_Requirement:_ Copy out every line of the data exactly.

'''

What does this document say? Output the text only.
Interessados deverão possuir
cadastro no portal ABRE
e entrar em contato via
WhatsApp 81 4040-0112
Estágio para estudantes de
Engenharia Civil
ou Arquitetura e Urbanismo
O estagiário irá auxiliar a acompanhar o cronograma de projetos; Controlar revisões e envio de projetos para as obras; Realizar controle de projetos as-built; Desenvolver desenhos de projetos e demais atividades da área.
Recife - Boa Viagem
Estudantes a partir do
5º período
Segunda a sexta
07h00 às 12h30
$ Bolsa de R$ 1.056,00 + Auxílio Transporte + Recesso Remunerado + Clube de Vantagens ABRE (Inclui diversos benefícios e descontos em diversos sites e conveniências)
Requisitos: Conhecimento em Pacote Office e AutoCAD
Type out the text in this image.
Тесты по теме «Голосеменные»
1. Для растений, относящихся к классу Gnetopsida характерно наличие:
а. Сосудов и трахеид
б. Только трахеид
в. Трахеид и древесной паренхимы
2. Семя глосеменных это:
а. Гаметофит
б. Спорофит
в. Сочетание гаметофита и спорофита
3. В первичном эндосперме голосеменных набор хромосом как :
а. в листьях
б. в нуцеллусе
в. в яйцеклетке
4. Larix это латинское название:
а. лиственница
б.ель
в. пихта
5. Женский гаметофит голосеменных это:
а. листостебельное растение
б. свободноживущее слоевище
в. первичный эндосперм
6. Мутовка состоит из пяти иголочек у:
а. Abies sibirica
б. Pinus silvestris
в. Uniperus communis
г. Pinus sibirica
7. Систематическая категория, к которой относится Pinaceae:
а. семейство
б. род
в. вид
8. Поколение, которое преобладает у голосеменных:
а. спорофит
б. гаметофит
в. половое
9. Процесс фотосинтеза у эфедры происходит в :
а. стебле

'''

_Task output:_
What does this document say? Output the text only.
Interessados deverão possuir
cadastro no portal ABRE
e entrar em contato via
WhatsApp 81 4040-0112
Estágio para estudantes de
Engenharia Civil
ou Arquitetura e Urbanismo
O estagiário irá auxiliar a acompanhar o cronograma de projetos; Controlar revisões e envio de projetos para as obras; Realizar controle de projetos as-built; Desenvolver desenhos de projetos e demais atividades da área.
Recife - Boa Viagem
Estudantes a partir do
5º período
Segunda a sexta
07h00 às 12h30
$ Bolsa de R$ 1.056,00 + Auxílio Transporte + Recesso Remunerado + Clube de Vantagens ABRE (Inclui diversos benefícios e descontos em diversos sites e conveniências)
Requisitos: Conhecimento em Pacote Office e AutoCAD
Type out the text in this image.
Тесты по теме «Голосеменные»
1. Для растений, относящихся к классу Gnetopsida характерно наличие:
а. Сосудов и трахеид
б. Только трахеид
в. Трахеид и древесной паренхимы
2. Семя глосеменных это:
а. Гаметофит
б. Спорофит
в. Сочетание гаметофита и спорофита
3. В первичном эндосперме голосеменных набор хромосом как :
а. в листьях
б. в нуцеллусе
в. в яйцеклетке
4. Larix это латинское название:
а. лиственница
б.ель
в. пихта
5. Женский гаметофит голосеменных это:
а. листостебельное растение
б. свободноживущее слоевище
в. первичный эндосперм
6. Мутовка состоит из пяти иголочек у:
а. Abies sibirica
б. Pinus silvestris
в. Uniperus communis
г. Pinus sibirica
7. Систематическая категория, к которой относится Pinaceae:
а. семейство
б. род
в. вид
8. Поколение, которое преобладает у голосеменных:
а. спорофит
б. гаметофит
в. половое
9. Процесс фотосинтеза у эфедры происходит в :
а. стебле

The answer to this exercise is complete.